• _Input rows_
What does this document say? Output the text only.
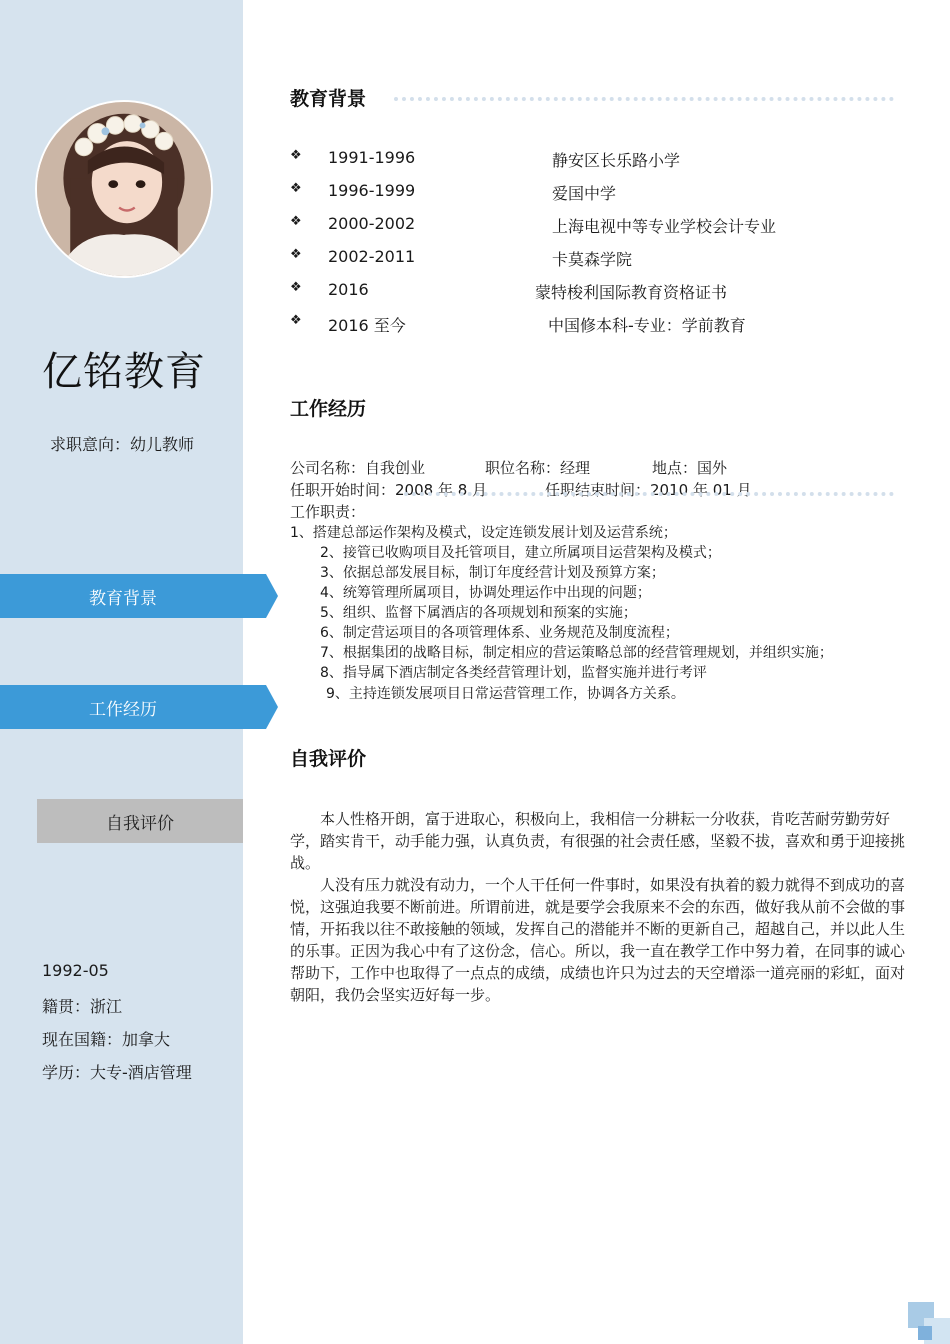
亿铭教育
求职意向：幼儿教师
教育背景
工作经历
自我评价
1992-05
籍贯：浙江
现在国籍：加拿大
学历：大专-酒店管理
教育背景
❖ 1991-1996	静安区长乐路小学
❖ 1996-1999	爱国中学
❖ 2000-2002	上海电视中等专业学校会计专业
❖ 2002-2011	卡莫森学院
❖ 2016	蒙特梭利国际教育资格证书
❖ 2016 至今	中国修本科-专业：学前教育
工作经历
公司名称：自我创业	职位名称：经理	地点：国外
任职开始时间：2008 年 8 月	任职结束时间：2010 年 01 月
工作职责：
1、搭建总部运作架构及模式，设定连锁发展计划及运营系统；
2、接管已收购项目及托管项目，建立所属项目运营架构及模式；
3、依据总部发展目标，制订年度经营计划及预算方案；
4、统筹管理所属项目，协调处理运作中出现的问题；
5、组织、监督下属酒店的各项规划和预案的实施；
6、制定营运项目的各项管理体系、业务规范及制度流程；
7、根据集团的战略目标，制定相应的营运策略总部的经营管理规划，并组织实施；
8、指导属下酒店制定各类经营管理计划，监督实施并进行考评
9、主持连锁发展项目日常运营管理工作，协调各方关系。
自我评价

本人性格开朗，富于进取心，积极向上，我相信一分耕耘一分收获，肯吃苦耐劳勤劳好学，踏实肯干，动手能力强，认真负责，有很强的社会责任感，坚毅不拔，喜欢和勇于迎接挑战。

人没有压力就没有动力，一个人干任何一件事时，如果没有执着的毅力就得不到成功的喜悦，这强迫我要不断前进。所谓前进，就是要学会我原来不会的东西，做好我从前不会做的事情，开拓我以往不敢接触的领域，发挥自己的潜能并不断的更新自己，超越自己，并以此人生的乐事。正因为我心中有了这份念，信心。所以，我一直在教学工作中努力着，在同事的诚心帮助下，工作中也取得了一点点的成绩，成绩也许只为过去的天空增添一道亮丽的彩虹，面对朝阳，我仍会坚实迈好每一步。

• _Task objective_
Skip the pictures, then retype every line above exactly.

• _Answer below_
What does this document say? Output the text only.
亿铭教育
求职意向：幼儿教师
教育背景
工作经历
自我评价
1992-05
籍贯：浙江
现在国籍：加拿大
学历：大专-酒店管理
教育背景
❖ 1991-1996	静安区长乐路小学
❖ 1996-1999	爱国中学
❖ 2000-2002	上海电视中等专业学校会计专业
❖ 2002-2011	卡莫森学院
❖ 2016	蒙特梭利国际教育资格证书
❖ 2016 至今	中国修本科-专业：学前教育
工作经历
公司名称：自我创业	职位名称：经理	地点：国外
任职开始时间：2008 年 8 月	任职结束时间：2010 年 01 月
工作职责：
1、搭建总部运作架构及模式，设定连锁发展计划及运营系统；
2、接管已收购项目及托管项目，建立所属项目运营架构及模式；
3、依据总部发展目标，制订年度经营计划及预算方案；
4、统筹管理所属项目，协调处理运作中出现的问题；
5、组织、监督下属酒店的各项规划和预案的实施；
6、制定营运项目的各项管理体系、业务规范及制度流程；
7、根据集团的战略目标，制定相应的营运策略总部的经营管理规划，并组织实施；
8、指导属下酒店制定各类经营管理计划，监督实施并进行考评
9、主持连锁发展项目日常运营管理工作，协调各方关系。
自我评价

本人性格开朗，富于进取心，积极向上，我相信一分耕耘一分收获，肯吃苦耐劳勤劳好学，踏实肯干，动手能力强，认真负责，有很强的社会责任感，坚毅不拔，喜欢和勇于迎接挑战。

人没有压力就没有动力，一个人干任何一件事时，如果没有执着的毅力就得不到成功的喜悦，这强迫我要不断前进。所谓前进，就是要学会我原来不会的东西，做好我从前不会做的事情，开拓我以往不敢接触的领域，发挥自己的潜能并不断的更新自己，超越自己，并以此人生的乐事。正因为我心中有了这份念，信心。所以，我一直在教学工作中努力着，在同事的诚心帮助下，工作中也取得了一点点的成绩，成绩也许只为过去的天空增添一道亮丽的彩虹，面对朝阳，我仍会坚实迈好每一步。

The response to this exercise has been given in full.